Figure content listings:
((

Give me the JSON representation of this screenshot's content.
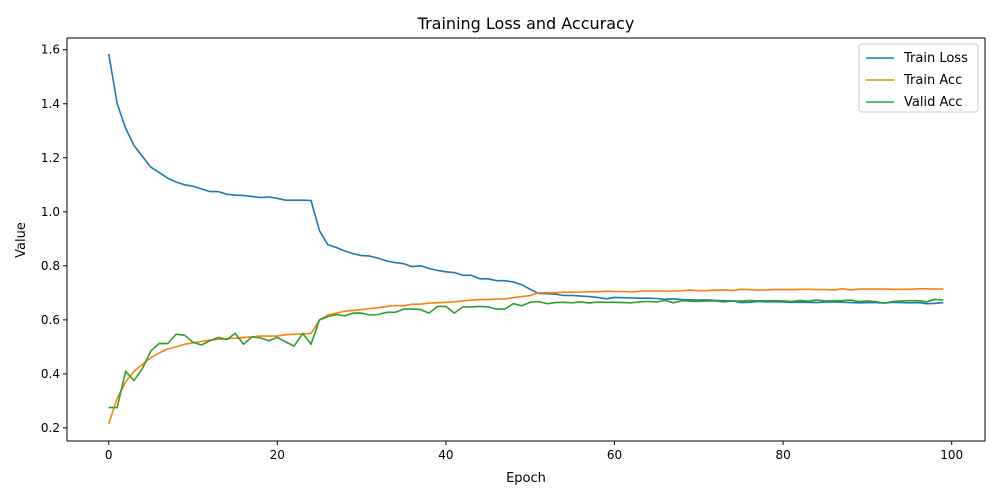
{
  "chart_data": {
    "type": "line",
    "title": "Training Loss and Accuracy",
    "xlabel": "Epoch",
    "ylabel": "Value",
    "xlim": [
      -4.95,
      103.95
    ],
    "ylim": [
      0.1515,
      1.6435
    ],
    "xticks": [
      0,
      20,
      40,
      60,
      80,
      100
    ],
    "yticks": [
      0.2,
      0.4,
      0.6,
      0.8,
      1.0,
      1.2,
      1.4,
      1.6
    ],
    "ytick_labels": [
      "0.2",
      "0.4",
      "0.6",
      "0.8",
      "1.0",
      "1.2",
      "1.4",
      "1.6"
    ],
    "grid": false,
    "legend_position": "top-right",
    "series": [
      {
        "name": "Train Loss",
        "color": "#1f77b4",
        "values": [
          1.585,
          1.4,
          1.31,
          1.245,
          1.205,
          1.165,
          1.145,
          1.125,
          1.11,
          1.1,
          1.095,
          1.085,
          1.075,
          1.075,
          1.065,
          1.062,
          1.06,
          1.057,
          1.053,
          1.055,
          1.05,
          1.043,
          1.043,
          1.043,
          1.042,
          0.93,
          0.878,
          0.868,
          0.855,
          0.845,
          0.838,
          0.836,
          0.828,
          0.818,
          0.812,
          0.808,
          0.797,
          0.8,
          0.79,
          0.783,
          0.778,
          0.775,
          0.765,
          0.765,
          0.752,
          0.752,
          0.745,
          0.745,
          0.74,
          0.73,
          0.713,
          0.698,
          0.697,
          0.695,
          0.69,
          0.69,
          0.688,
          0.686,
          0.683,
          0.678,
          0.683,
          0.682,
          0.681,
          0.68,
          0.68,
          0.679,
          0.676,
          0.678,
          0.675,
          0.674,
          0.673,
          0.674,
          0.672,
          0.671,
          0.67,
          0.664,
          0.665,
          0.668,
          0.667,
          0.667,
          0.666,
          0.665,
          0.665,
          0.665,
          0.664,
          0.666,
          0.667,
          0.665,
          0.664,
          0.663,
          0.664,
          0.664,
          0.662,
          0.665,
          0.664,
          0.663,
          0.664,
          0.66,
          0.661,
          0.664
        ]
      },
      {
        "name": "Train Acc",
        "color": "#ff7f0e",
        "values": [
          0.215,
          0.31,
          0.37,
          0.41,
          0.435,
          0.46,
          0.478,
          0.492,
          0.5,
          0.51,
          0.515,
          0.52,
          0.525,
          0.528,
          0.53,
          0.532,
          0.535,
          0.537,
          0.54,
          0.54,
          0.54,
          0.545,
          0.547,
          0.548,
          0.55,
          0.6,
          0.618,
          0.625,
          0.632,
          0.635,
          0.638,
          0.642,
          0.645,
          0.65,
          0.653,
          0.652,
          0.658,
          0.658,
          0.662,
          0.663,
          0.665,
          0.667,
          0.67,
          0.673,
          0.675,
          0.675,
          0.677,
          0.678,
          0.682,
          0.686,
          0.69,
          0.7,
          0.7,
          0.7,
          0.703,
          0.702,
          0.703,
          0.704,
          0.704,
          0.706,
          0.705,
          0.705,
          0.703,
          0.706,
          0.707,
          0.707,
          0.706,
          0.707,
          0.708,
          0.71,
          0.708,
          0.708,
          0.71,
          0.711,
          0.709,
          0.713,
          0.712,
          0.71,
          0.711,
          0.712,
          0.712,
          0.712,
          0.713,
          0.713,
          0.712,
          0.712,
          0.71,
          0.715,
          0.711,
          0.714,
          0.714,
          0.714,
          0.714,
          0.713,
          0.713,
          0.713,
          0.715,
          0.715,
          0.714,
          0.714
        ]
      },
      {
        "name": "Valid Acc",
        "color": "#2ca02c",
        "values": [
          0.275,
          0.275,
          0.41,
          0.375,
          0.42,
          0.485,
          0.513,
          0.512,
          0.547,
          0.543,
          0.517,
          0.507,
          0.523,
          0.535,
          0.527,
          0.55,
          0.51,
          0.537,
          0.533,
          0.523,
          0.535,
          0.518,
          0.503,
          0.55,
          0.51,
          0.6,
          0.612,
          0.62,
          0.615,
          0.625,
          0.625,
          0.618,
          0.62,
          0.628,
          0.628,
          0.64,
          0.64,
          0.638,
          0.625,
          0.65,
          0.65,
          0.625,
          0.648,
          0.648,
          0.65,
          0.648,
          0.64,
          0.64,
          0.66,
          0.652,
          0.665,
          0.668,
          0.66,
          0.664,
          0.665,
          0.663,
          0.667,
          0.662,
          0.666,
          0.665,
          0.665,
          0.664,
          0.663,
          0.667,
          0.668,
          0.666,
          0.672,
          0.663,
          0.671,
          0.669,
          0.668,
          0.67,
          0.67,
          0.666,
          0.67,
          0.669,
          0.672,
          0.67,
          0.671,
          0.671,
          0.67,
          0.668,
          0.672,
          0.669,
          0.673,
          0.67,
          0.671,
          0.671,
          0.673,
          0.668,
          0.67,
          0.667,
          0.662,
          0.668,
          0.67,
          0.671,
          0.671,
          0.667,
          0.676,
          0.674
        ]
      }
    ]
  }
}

))
((

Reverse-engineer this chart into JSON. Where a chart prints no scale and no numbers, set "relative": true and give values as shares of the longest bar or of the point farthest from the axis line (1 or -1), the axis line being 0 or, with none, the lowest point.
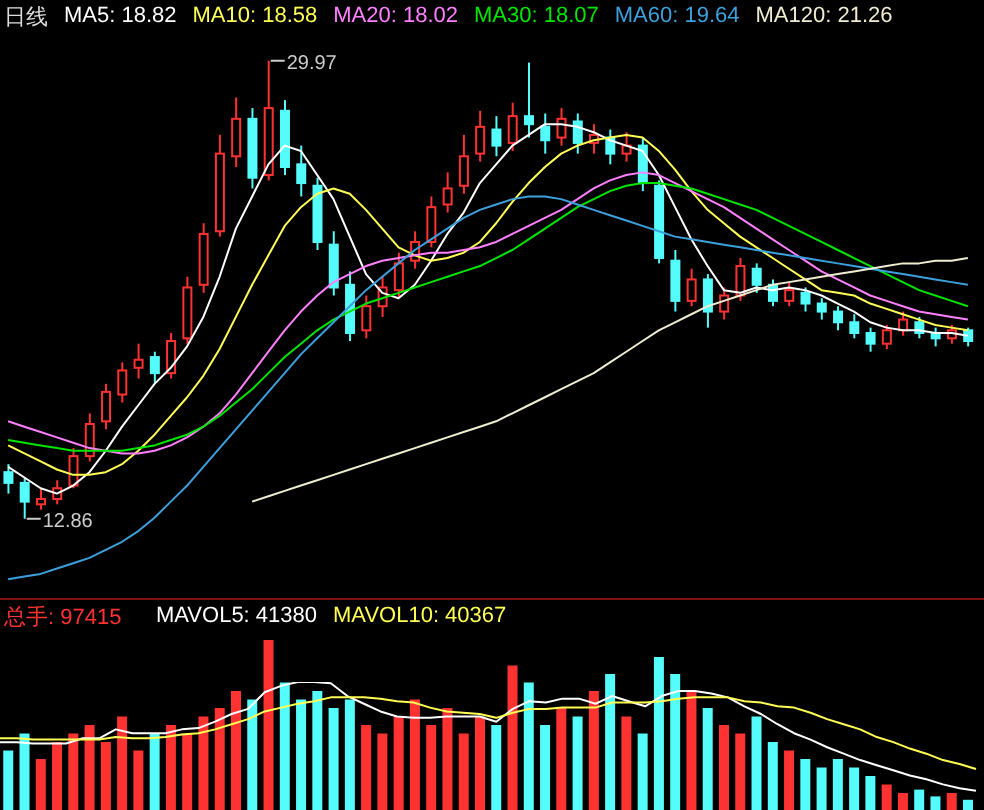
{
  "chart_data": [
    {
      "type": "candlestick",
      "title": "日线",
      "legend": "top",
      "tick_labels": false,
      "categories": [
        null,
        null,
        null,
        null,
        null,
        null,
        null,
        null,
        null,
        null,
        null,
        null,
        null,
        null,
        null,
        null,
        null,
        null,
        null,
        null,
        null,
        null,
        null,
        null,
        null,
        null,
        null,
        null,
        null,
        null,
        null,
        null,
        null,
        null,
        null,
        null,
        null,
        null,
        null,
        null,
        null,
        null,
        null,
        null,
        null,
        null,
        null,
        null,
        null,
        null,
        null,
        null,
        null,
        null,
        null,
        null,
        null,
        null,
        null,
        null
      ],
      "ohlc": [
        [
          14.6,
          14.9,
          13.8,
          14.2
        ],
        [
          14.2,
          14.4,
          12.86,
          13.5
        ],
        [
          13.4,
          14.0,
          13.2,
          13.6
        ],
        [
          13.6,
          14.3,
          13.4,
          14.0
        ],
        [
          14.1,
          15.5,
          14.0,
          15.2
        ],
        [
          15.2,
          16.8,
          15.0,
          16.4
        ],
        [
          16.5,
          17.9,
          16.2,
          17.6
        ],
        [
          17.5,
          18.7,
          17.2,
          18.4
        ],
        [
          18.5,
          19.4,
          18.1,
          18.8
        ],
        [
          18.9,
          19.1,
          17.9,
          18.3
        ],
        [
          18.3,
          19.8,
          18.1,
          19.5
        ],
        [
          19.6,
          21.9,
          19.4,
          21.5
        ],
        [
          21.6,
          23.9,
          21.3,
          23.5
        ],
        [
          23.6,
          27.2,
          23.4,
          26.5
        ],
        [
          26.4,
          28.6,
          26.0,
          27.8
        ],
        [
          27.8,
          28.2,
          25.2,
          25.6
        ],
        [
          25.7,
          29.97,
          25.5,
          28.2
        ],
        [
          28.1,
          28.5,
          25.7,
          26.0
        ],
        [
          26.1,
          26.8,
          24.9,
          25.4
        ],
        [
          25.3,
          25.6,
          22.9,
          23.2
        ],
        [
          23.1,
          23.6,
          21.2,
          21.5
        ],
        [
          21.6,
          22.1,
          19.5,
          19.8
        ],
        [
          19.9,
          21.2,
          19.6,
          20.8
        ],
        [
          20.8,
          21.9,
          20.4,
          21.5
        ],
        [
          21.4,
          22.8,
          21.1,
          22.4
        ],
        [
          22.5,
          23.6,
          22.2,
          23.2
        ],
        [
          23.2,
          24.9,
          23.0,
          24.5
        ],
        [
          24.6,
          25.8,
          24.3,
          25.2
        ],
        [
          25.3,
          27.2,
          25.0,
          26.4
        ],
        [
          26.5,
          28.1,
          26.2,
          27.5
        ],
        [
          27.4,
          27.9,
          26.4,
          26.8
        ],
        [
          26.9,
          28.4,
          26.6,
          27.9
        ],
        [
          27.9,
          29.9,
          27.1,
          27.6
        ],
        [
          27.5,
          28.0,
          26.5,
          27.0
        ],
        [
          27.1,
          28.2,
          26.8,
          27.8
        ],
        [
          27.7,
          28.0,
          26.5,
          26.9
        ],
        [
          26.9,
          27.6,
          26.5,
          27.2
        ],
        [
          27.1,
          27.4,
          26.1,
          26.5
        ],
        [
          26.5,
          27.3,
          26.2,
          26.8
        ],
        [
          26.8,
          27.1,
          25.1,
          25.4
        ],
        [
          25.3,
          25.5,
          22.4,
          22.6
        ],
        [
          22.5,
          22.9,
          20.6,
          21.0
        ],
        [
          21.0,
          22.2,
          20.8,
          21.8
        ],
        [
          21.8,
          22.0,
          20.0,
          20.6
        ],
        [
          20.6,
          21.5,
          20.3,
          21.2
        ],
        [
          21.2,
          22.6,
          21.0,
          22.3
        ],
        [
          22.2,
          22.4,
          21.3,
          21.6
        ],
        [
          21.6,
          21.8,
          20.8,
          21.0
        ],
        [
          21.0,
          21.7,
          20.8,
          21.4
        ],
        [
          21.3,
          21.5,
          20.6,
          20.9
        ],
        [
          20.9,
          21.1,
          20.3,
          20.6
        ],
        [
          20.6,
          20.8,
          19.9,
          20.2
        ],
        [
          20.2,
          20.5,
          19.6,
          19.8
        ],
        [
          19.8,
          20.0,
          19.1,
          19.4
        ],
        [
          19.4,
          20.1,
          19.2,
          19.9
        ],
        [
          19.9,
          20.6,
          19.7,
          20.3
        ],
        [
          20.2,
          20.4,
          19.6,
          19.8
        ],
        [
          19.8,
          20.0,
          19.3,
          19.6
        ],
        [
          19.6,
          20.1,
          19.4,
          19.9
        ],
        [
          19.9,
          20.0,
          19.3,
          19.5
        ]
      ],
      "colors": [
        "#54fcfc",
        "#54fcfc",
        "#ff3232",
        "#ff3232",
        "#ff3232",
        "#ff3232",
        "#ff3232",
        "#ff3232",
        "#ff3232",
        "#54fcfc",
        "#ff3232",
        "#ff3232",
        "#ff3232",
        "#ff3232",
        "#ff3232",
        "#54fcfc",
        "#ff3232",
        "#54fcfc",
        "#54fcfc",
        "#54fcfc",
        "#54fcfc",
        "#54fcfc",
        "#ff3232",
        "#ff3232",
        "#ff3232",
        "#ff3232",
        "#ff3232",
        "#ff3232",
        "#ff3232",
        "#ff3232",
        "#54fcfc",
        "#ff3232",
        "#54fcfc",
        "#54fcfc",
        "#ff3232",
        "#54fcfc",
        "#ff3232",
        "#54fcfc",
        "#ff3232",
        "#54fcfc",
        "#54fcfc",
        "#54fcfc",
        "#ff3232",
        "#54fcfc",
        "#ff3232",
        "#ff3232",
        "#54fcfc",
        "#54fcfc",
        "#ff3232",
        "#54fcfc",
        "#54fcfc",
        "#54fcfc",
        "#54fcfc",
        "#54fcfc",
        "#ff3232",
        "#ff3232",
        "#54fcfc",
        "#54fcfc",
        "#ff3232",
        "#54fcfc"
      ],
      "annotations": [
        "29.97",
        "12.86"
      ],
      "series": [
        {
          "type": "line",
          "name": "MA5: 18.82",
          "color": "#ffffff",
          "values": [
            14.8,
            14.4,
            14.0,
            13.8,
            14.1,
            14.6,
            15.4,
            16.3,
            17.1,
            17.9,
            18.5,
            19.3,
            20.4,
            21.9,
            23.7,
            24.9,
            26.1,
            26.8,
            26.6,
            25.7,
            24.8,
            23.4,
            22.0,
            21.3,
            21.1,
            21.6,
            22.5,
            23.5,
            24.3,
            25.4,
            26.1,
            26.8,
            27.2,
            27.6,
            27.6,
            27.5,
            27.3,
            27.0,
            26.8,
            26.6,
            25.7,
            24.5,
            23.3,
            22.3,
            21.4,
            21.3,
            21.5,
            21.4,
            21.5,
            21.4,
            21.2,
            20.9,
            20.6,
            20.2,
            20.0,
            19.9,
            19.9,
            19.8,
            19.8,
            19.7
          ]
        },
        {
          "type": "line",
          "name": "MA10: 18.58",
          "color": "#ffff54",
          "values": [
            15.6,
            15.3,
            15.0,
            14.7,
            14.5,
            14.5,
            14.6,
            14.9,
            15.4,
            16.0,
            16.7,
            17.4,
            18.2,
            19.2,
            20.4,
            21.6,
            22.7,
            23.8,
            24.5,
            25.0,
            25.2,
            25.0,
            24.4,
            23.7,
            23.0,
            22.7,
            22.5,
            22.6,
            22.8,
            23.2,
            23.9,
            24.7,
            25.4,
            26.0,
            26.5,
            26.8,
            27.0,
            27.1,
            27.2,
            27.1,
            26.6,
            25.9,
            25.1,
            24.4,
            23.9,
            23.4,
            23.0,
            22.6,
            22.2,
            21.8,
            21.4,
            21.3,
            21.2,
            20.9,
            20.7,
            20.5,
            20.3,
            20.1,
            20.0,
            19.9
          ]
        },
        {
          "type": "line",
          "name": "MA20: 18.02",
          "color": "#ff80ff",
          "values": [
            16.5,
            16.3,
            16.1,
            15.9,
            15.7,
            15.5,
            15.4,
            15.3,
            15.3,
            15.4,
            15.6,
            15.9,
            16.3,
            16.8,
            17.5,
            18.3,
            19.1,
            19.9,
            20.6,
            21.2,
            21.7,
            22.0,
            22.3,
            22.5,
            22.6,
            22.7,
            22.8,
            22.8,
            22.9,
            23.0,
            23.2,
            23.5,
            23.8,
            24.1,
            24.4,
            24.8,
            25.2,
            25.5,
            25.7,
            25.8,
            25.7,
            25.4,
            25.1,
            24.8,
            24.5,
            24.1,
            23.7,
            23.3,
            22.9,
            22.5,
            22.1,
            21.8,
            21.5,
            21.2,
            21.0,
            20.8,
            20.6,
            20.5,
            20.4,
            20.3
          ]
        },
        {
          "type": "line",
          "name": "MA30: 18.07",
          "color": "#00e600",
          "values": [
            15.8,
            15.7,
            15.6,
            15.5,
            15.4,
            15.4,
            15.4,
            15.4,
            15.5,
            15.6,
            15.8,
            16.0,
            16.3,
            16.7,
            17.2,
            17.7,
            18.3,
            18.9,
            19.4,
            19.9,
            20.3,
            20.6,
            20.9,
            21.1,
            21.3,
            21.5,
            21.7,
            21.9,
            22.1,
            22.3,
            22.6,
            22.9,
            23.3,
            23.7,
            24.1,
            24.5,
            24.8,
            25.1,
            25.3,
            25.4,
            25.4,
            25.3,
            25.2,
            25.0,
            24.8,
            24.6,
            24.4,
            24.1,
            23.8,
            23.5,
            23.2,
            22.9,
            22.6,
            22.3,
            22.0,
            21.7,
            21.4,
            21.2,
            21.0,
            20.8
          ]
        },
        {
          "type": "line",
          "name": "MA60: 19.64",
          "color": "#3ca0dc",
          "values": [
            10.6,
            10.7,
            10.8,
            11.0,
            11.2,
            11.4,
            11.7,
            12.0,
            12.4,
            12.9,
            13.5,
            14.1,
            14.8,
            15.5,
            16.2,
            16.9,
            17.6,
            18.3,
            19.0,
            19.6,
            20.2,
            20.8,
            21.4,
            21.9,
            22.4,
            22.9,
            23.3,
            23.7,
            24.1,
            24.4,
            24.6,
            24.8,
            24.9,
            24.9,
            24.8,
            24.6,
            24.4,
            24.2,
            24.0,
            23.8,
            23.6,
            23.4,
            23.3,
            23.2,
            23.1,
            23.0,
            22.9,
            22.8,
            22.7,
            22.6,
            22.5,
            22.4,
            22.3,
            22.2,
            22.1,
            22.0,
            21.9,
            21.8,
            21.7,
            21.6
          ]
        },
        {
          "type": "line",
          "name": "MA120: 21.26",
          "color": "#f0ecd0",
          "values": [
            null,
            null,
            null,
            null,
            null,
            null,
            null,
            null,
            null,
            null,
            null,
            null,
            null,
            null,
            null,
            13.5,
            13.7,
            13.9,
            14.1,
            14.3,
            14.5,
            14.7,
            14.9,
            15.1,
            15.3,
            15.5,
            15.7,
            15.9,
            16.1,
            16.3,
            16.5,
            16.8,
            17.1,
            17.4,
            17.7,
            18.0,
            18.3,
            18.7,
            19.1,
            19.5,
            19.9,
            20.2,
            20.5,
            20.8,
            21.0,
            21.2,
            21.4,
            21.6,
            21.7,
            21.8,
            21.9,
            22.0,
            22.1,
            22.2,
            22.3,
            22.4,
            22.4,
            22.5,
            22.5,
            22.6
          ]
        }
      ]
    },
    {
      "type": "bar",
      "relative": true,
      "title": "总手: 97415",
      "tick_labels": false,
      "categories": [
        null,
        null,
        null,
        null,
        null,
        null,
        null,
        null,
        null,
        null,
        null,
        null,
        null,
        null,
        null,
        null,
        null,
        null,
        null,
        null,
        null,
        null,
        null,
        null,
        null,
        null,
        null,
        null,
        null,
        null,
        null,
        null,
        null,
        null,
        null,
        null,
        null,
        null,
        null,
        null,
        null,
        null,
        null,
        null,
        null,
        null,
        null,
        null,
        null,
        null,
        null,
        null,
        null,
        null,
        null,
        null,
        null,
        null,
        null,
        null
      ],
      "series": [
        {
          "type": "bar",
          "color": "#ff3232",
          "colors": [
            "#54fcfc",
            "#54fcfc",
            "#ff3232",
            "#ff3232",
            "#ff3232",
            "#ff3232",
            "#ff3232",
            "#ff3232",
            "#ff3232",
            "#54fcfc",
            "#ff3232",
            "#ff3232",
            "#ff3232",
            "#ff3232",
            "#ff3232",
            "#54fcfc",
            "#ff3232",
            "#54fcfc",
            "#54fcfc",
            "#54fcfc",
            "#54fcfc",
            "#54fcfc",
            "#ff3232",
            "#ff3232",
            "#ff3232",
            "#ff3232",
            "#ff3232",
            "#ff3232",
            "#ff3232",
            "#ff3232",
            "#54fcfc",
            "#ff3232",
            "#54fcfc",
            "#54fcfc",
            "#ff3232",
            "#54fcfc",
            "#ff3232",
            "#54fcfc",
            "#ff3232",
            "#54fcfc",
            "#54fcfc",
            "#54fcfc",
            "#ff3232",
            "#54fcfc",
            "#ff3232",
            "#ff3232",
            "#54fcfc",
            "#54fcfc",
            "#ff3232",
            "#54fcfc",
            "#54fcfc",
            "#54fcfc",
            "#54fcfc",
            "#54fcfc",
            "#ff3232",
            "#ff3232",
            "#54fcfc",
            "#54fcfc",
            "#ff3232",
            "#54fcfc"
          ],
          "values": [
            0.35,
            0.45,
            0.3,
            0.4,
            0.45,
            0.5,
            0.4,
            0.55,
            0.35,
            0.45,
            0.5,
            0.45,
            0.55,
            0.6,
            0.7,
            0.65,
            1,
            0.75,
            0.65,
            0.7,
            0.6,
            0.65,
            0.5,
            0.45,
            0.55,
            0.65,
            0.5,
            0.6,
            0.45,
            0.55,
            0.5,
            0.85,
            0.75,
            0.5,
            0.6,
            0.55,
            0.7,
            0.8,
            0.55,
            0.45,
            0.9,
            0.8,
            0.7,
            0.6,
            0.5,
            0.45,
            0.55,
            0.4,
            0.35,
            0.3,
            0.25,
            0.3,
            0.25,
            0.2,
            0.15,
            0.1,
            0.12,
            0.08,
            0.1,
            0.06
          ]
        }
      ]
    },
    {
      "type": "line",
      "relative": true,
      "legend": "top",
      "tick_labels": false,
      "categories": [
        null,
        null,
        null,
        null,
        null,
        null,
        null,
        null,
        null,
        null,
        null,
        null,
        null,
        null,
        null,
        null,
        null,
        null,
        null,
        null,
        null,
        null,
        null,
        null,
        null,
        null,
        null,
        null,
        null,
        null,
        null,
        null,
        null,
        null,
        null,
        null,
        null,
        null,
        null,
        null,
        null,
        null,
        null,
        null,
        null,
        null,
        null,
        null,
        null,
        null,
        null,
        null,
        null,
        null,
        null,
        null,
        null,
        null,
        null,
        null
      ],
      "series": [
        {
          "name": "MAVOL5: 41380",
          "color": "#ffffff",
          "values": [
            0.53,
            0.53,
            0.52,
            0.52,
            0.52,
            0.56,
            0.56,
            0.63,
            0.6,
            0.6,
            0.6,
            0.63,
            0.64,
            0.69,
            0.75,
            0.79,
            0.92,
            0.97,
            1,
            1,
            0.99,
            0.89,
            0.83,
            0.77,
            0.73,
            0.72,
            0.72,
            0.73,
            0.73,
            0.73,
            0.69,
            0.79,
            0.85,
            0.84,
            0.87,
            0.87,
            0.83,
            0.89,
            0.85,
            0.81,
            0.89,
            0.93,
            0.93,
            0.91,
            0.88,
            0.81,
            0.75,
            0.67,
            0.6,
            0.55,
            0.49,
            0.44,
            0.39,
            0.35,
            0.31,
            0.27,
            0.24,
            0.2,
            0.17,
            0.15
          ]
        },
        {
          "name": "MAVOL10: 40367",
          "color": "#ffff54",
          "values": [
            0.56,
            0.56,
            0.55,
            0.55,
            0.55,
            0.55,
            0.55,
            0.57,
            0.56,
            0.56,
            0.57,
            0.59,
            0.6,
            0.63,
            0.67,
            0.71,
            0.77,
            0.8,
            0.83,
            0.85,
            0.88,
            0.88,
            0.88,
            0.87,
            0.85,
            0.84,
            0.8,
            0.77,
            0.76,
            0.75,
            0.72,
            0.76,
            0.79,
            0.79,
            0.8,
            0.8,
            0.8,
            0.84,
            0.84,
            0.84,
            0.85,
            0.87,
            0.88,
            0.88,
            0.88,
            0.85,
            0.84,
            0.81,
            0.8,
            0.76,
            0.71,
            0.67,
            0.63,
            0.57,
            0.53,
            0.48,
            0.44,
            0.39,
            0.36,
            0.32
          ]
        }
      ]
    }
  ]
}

))

Your task is to gather all lines from the entries above that hold the word "JSON".

Give me the JSON representation of this screenshot's content.
Reverse-engineer this chart into JSON. Where a chart prints no scale and no numbers, set "relative": true and give values as shares of the longest bar or of the point farthest from the axis line (1 or -1), the axis line being 0 or, with none, the lowest point.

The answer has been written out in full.